(Data listing)
"""
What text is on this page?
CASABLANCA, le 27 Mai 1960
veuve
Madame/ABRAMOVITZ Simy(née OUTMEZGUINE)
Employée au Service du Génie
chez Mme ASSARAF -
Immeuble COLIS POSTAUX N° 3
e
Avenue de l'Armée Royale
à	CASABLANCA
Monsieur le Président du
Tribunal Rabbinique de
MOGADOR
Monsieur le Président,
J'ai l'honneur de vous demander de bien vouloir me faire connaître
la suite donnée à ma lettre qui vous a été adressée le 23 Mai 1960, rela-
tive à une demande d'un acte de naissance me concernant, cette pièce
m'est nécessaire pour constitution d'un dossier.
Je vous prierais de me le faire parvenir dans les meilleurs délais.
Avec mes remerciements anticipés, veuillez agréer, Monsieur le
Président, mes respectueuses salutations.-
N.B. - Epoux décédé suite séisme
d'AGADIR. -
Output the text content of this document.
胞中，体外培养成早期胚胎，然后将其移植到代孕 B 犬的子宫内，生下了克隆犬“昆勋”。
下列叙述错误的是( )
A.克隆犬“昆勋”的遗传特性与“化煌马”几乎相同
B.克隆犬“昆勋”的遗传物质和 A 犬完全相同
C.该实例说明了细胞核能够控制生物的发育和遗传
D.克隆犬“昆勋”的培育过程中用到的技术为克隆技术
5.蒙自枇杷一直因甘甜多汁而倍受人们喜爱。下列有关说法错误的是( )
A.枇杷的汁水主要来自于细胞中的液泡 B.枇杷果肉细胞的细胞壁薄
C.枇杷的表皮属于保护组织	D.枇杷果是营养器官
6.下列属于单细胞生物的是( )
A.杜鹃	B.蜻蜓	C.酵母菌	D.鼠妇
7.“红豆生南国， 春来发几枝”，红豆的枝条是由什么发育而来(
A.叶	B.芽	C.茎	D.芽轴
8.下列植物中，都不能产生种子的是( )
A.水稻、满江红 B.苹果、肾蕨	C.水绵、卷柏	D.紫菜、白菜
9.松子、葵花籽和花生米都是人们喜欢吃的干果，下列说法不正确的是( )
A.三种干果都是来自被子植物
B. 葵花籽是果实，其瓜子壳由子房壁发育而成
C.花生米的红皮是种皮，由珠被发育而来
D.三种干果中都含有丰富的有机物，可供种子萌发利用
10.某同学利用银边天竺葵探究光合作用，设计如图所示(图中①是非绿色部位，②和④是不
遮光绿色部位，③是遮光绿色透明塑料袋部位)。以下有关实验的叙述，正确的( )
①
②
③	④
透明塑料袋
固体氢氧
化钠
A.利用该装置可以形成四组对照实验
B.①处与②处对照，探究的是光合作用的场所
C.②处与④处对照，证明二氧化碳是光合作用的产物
"""
**Directive**
Extract each record, keeping it identical to the original.

**Exercise result**
What text is on this page?
CASABLANCA, le 27 Mai 1960
veuve
Madame/ABRAMOVITZ Simy(née OUTMEZGUINE)
Employée au Service du Génie
chez Mme ASSARAF -
Immeuble COLIS POSTAUX N° 3
e
Avenue de l'Armée Royale
à	CASABLANCA
Monsieur le Président du
Tribunal Rabbinique de
MOGADOR
Monsieur le Président,
J'ai l'honneur de vous demander de bien vouloir me faire connaître
la suite donnée à ma lettre qui vous a été adressée le 23 Mai 1960, rela-
tive à une demande d'un acte de naissance me concernant, cette pièce
m'est nécessaire pour constitution d'un dossier.
Je vous prierais de me le faire parvenir dans les meilleurs délais.
Avec mes remerciements anticipés, veuillez agréer, Monsieur le
Président, mes respectueuses salutations.-
N.B. - Epoux décédé suite séisme
d'AGADIR. -
Output the text content of this document.
胞中，体外培养成早期胚胎，然后将其移植到代孕 B 犬的子宫内，生下了克隆犬“昆勋”。
下列叙述错误的是( )
A.克隆犬“昆勋”的遗传特性与“化煌马”几乎相同
B.克隆犬“昆勋”的遗传物质和 A 犬完全相同
C.该实例说明了细胞核能够控制生物的发育和遗传
D.克隆犬“昆勋”的培育过程中用到的技术为克隆技术
5.蒙自枇杷一直因甘甜多汁而倍受人们喜爱。下列有关说法错误的是( )
A.枇杷的汁水主要来自于细胞中的液泡 B.枇杷果肉细胞的细胞壁薄
C.枇杷的表皮属于保护组织	D.枇杷果是营养器官
6.下列属于单细胞生物的是( )
A.杜鹃	B.蜻蜓	C.酵母菌	D.鼠妇
7.“红豆生南国， 春来发几枝”，红豆的枝条是由什么发育而来(
A.叶	B.芽	C.茎	D.芽轴
8.下列植物中，都不能产生种子的是( )
A.水稻、满江红 B.苹果、肾蕨	C.水绵、卷柏	D.紫菜、白菜
9.松子、葵花籽和花生米都是人们喜欢吃的干果，下列说法不正确的是( )
A.三种干果都是来自被子植物
B. 葵花籽是果实，其瓜子壳由子房壁发育而成
C.花生米的红皮是种皮，由珠被发育而来
D.三种干果中都含有丰富的有机物，可供种子萌发利用
10.某同学利用银边天竺葵探究光合作用，设计如图所示(图中①是非绿色部位，②和④是不
遮光绿色部位，③是遮光绿色透明塑料袋部位)。以下有关实验的叙述，正确的( )
①
②
③	④
透明塑料袋
固体氢氧
化钠
A.利用该装置可以形成四组对照实验
B.①处与②处对照，探究的是光合作用的场所
C.②处与④处对照，证明二氧化碳是光合作用的产物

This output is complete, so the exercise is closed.